[Data records]
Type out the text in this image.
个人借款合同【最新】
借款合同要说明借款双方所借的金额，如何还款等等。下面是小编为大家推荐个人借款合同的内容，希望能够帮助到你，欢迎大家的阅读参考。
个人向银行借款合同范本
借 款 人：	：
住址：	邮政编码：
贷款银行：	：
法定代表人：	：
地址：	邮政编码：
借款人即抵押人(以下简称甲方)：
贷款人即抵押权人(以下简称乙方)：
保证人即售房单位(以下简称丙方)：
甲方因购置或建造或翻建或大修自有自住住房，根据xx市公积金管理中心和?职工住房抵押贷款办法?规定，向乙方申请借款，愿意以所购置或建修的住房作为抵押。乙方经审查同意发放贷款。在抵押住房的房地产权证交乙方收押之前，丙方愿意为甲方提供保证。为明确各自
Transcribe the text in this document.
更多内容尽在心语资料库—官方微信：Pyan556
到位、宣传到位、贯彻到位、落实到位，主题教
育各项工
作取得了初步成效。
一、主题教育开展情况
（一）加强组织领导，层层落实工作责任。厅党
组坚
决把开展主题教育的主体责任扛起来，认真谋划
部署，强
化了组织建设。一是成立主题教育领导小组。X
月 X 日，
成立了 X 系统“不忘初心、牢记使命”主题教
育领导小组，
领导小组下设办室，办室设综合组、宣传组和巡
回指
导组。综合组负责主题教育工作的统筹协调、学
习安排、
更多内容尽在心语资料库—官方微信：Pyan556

* _Task description_
Print the material above once more, exactly.

* _Exercise response_
Type out the text in this image.
个人借款合同【最新】
借款合同要说明借款双方所借的金额，如何还款等等。下面是小编为大家推荐个人借款合同的内容，希望能够帮助到你，欢迎大家的阅读参考。
个人向银行借款合同范本
借 款 人：	：
住址：	邮政编码：
贷款银行：	：
法定代表人：	：
地址：	邮政编码：
借款人即抵押人(以下简称甲方)：
贷款人即抵押权人(以下简称乙方)：
保证人即售房单位(以下简称丙方)：
甲方因购置或建造或翻建或大修自有自住住房，根据xx市公积金管理中心和?职工住房抵押贷款办法?规定，向乙方申请借款，愿意以所购置或建修的住房作为抵押。乙方经审查同意发放贷款。在抵押住房的房地产权证交乙方收押之前，丙方愿意为甲方提供保证。为明确各自
Transcribe the text in this document.
更多内容尽在心语资料库—官方微信：Pyan556
到位、宣传到位、贯彻到位、落实到位，主题教
育各项工
作取得了初步成效。
一、主题教育开展情况
（一）加强组织领导，层层落实工作责任。厅党
组坚
决把开展主题教育的主体责任扛起来，认真谋划
部署，强
化了组织建设。一是成立主题教育领导小组。X
月 X 日，
成立了 X 系统“不忘初心、牢记使命”主题教
育领导小组，
领导小组下设办室，办室设综合组、宣传组和巡
回指
导组。综合组负责主题教育工作的统筹协调、学
习安排、
更多内容尽在心语资料库—官方微信：Pyan556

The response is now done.